* [Problem details]
Lift out all lines below that contain "content".

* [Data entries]
————————
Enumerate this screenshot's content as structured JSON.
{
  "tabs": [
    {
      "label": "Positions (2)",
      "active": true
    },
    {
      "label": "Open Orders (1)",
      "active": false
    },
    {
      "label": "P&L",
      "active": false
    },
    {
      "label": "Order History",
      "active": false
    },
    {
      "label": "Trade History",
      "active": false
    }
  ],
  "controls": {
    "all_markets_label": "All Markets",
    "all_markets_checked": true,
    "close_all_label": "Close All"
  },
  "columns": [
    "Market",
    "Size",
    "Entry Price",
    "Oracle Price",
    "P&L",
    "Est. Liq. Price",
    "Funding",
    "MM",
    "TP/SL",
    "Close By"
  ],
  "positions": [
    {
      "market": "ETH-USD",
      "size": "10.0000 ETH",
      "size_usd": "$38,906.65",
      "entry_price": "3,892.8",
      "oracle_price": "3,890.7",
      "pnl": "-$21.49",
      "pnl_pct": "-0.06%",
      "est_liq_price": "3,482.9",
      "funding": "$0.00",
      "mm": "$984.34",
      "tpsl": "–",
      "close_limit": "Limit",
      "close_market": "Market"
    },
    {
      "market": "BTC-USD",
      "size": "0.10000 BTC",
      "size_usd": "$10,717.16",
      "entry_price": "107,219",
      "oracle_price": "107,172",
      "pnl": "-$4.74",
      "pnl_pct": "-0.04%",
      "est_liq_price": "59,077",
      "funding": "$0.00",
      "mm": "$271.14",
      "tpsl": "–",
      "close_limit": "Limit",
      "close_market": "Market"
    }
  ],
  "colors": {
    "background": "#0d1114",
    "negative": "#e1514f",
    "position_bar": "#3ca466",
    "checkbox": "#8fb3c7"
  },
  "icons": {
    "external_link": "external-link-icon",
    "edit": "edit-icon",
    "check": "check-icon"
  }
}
————————
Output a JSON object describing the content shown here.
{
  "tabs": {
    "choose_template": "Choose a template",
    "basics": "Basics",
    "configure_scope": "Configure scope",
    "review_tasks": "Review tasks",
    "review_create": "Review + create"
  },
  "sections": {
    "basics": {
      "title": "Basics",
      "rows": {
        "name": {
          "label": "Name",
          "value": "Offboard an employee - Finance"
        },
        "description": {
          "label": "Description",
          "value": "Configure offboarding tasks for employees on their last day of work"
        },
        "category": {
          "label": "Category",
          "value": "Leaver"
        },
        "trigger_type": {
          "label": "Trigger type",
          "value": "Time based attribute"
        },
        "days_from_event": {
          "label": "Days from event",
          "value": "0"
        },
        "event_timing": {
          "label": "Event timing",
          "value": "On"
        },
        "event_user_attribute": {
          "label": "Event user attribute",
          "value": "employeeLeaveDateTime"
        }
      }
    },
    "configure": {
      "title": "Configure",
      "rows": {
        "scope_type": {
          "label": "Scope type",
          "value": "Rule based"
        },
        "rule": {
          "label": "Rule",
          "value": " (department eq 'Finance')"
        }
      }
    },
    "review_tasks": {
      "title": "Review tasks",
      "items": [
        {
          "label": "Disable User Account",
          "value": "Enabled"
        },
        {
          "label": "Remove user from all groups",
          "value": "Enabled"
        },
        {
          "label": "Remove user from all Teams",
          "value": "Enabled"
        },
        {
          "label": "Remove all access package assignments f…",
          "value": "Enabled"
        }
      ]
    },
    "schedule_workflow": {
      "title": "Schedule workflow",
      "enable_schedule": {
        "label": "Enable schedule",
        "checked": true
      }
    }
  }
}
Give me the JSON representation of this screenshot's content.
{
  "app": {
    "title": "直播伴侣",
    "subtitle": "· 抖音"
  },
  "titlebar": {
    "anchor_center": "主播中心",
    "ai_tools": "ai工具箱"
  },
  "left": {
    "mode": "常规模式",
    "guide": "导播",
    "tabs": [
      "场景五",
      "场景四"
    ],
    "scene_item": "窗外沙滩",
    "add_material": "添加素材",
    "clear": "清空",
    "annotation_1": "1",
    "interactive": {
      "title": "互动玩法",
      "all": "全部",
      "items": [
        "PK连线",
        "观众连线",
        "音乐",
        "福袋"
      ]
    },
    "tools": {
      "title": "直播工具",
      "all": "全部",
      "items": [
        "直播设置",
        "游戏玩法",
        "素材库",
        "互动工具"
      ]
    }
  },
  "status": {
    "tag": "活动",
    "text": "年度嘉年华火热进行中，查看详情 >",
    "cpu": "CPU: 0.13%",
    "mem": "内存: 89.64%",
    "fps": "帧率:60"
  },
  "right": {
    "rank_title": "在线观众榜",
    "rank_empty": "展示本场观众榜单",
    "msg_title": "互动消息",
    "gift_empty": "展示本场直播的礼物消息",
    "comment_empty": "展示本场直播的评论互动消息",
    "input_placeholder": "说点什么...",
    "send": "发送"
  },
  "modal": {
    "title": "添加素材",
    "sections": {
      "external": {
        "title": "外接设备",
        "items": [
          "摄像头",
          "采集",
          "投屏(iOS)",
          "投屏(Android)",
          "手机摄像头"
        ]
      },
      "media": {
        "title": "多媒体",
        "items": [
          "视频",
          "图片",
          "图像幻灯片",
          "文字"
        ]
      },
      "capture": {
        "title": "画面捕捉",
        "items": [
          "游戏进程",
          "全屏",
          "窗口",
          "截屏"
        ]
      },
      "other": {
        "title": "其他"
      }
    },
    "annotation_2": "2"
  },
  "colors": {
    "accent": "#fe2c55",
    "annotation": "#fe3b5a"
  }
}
————————
* [Correct result]
Enumerate this screenshot's content as structured JSON.
Output a JSON object describing the content shown here.
Give me the JSON representation of this screenshot's content.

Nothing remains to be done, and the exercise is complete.